■ **Provided text**
--------------------------------

Morning Thanks

Garrison Keillor once said we'd all be better off if we all started the day by giving thanks for just one thing. I'll try.

Friday, April 28, 2017

Book Review--Plainsong, by Kent Haruf


Kent Haruf, sad to say, is gone. He doesn't need my praise, and neither do his books, Plainsong especially, a finalist for the National Book Award when it was published in 1999. I read it then, and loved it. Read it again last week and loved it again, this time I think, even more.

I know readers who crack the same novels over and over again, many of them kids, of course, but adults too. Millions Netlifix their favorite movies as if those movies were a high; once upon a time an old friend of mine could recite every last line of The Wizard of Oz. I don't believe I'll start traipsing back to my favorite novels anytime soon, but reading Plainsong again, umpteen years after the fact was pure joy, not because I was surprised by the goings on--I was the first time around--but because the givens of the story are so darn good.

Don't be mistaken--there's enough sin to go around in Holt, Colorado: bad kids and good kids who do bad things. There are lousy fathers and mothers who don't have a clue they are; there's sex that probably shouldn't have gone on; and there's abject abandonment that leaves people's souls in tatters. People do bad things in Holt, and there's even bad people, men (mostly) who don't come around when they should and do when they shouldn't. "Is this heaven?--no, it's Iowa." Maybe so, but Holt isn't heaven.

--------------------------------

■ **Task set**
1 – Answer these questions about the Plainsong review, using only what it states:
(a) For what award was Plainsong a finalist, and in what year was it published?
(b) In what town and state is the story set?
(c) What could an old friend of the writer once recite?
2 – Proceed with the Plainsong review, starting right after its final sentence.

--------------------------------

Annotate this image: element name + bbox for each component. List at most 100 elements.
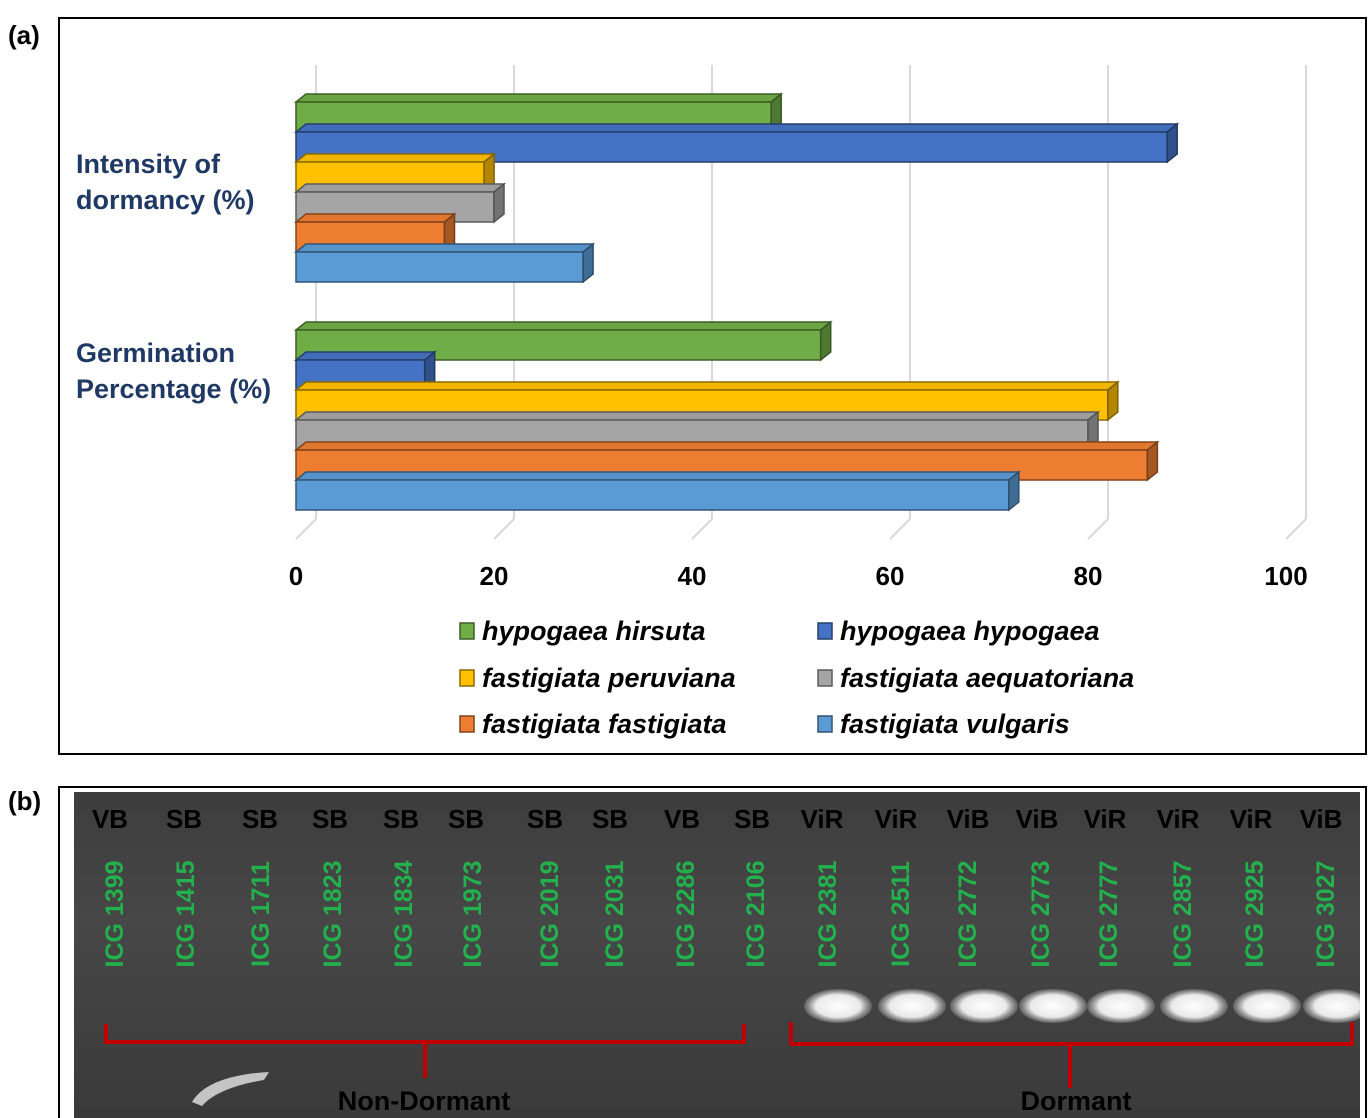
lane-type-label: VB [664,804,700,834]
bar-top-face [293,123,1180,133]
x-tick-label: 0 [289,561,303,591]
lane-id-label: ICG 2286 [672,860,700,967]
gridline-floor [493,518,515,540]
legend-item: fastigiata aequatoriana [817,663,1134,693]
legend-swatch [459,715,475,733]
lane-id-label: ICG 1711 [247,861,275,967]
lane-type-label: SB [383,804,419,834]
lane-id-label: ICG 1823 [319,860,347,967]
lane-id-label: ICG 2106 [742,860,770,967]
bar-top-face [293,351,437,361]
legend-item: fastigiata peruviana [459,663,736,693]
category-label: Intensity of [76,149,221,179]
bar-front-face [295,251,584,283]
gel-lane: VB ICG 2286 [664,804,700,968]
lane-type-label: SB [242,804,278,834]
gel-lane: SB ICG 1834 [383,804,419,968]
gridline-floor [691,518,713,540]
gridline-floor [889,518,911,540]
group-label-dormant: Dormant [1020,1086,1131,1116]
legend-label: fastigiata aequatoriana [840,663,1134,693]
lane-id-label: ICG 2031 [601,860,629,967]
bracket-line [789,1022,1354,1088]
bar-top-face [293,381,1120,391]
lane-type-label: ViR [1084,804,1127,834]
gel-lane: ViR ICG 2777 [1084,804,1155,1023]
dna-band [950,989,1018,1023]
legend-swatch [459,669,475,687]
x-tick-label: 40 [678,561,707,591]
category-label: Germination [76,338,235,368]
bar-top-face [293,153,497,163]
dna-band [1019,989,1087,1023]
x-tick-label: 100 [1264,561,1307,591]
category-label: Percentage (%) [76,374,271,404]
gel-lane: ViR ICG 2925 [1230,804,1301,1023]
legend-item: hypogaea hirsuta [459,616,706,646]
gel-lane: ViB ICG 2773 [1016,804,1087,1023]
lane-type-label: SB [527,804,563,834]
bar-top-face [293,243,596,253]
gel-lane: ViR ICG 2857 [1157,804,1228,1023]
panel-label-b: (b) [8,786,42,816]
lane-id-label: ICG 2772 [954,860,982,967]
legend-swatch [817,715,833,733]
bar-side-face [493,182,505,224]
bracket-line [104,1024,746,1078]
bar-side-face [1146,440,1159,482]
legend-item: fastigiata vulgaris [817,709,1070,739]
lane-id-label: ICG 3027 [1312,860,1340,967]
bar-top-face [293,321,833,331]
lane-type-label: ViB [1016,804,1059,834]
bar [293,470,1021,512]
dna-band [804,989,872,1023]
gel-lane: SB ICG 1711 [242,804,278,967]
bar-side-face [582,242,594,284]
lane-type-label: ViR [1157,804,1200,834]
legend-label: fastigiata fastigiata [482,709,727,739]
bar-side-face [819,320,832,362]
gel-artifact [192,1072,269,1106]
legend-item: hypogaea hypogaea [817,616,1100,646]
bar-side-face [1008,470,1020,512]
lane-type-label: SB [592,804,628,834]
bar-front-face [295,479,1010,511]
bar [293,242,596,284]
gridline-floor [1087,518,1109,540]
bar-top-face [293,183,507,193]
category-label: dormancy (%) [76,185,255,215]
bracket-dormant [789,1022,1354,1088]
legend-swatch [817,669,833,687]
legend-label: hypogaea hypogaea [840,616,1100,646]
dna-band [1160,989,1228,1023]
lane-type-label: SB [166,804,202,834]
lane-type-label: ViB [947,804,990,834]
gridline-floor [1285,518,1307,540]
gel-lane: SB ICG 1973 [448,804,487,968]
gel-lane: SB ICG 2019 [527,804,564,968]
x-tick-label: 60 [876,561,905,591]
lane-type-label: SB [312,804,348,834]
legend-label: hypogaea hirsuta [482,616,706,646]
legend-label: fastigiata vulgaris [840,709,1070,739]
bar-side-face [1107,380,1119,422]
gel-image: VB ICG 1399 SB ICG 1415 SB ICG 1711 SB ICG 1823… [74,792,1360,1118]
legend-swatch [817,622,833,640]
x-tick-label: 80 [1074,561,1103,591]
gel-lane: ViR ICG 2381 [801,804,872,1023]
bar-top-face [293,213,457,223]
gel-lane: SB ICG 2106 [734,804,770,968]
group-label-non-dormant: Non-Dormant [338,1086,510,1116]
bar-chart-panel: 0 20 40 60 80 100 Intensity of dormancy (%) Germ… [58,17,1367,755]
bar-top-face [293,93,784,103]
lane-id-label: ICG 2773 [1027,860,1055,967]
dna-band [1303,989,1360,1023]
lane-id-label: ICG 1415 [172,860,200,967]
gel-lane: VB ICG 1399 [92,804,129,968]
lane-type-label: VB [92,804,128,834]
gel-lane: ViB ICG 2772 [947,804,1018,1023]
x-tick-label: 20 [480,561,509,591]
legend-item: fastigiata fastigiata [459,709,727,739]
panel-label-a: (a) [8,20,40,50]
lane-type-label: SB [734,804,770,834]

--------------------------------

■ **Expected answers**
1 –
(a) Plainsong was a finalist for the National Book Award and was published in 1999.
(b) The story is set in Holt, Colorado.
(c) The old friend could recite every last line of The Wizard of Oz.

2 –
But the place has its glories, even its angels. People, most all of them troubled, do good things in Holt, Colorado. They take on others' burdens. They give themselves away in a fashion that feels almost miraculous in modern life. They confront sadness, grief, and rejection. They help. They give food to the hungry. That doesn't make them sinless, but they can and do bestow grace that steps forth boldly in and from the darkness.

No one who's read the novel will ever forget the McPherons, a pair of bachelor farmers about a month or so away from the eccentricity that accrues in people who simply don't get out anymore. Just exactly how it is that Maggie Jones, a divorced teacher, even thinks of bringing a little pregnant high school girl out to stay with them is beyond me, but she does--and it's believable, and those old farts take to their needy border as if she were the child they never had. She needs them, but, Lord a'mighty, they need her--and that's what Maggie knows.

Not everyone, but some in Holt operate in the trust that is there but almost always goes unspoken. Once upon a time a student of mine, in class, told me and the whole bunch in the classroom that when his father told him to get out to the barn and milk the cows because it was time, what he really meant was "I love you." Holt has just enough of those kinds of people. 

In one of the most beautiful scenes in Plainsong, a pair of kids with a mother suffering from depression begin to understand that she's not going to come home and that their parents' marriage is over. Dad's not around. He has his own business, his own pain. Besides, in Holt the only parents who talk much to their kids too often say the wrong things. These two little boys wander, really, to the upstairs apartment of an old woman who's on their paper route. Maybe they go there because they don't know where else to get the love they need. I'm not even sure they know why they visit the old lady, but they do.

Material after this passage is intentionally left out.